(Data records)
· · · · · · ·

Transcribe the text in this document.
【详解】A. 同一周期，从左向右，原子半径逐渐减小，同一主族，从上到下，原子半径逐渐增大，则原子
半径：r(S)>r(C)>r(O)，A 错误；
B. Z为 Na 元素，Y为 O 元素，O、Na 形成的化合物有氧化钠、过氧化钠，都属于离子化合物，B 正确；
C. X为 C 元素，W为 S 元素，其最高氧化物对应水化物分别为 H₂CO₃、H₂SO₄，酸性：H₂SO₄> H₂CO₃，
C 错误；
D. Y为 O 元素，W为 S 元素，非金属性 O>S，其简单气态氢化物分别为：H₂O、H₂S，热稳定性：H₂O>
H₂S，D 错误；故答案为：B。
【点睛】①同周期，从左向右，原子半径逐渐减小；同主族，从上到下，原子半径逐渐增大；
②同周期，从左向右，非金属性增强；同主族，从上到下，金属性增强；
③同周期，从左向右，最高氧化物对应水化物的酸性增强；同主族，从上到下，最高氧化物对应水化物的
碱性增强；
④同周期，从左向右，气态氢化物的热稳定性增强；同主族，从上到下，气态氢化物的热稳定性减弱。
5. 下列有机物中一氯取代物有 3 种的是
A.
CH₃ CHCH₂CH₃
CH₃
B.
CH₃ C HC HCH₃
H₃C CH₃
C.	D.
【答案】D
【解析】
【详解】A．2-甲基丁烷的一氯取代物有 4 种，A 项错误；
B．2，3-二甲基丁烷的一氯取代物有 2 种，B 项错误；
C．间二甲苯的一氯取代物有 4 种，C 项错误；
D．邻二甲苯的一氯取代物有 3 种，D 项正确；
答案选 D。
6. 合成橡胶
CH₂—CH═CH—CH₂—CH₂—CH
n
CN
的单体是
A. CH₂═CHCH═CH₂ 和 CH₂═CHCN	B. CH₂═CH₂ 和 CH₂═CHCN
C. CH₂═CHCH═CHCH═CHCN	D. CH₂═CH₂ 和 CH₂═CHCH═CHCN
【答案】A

· · · · · · ·

Give the number of lines in the listing above that hold the string "CHCN", with nothing else.

2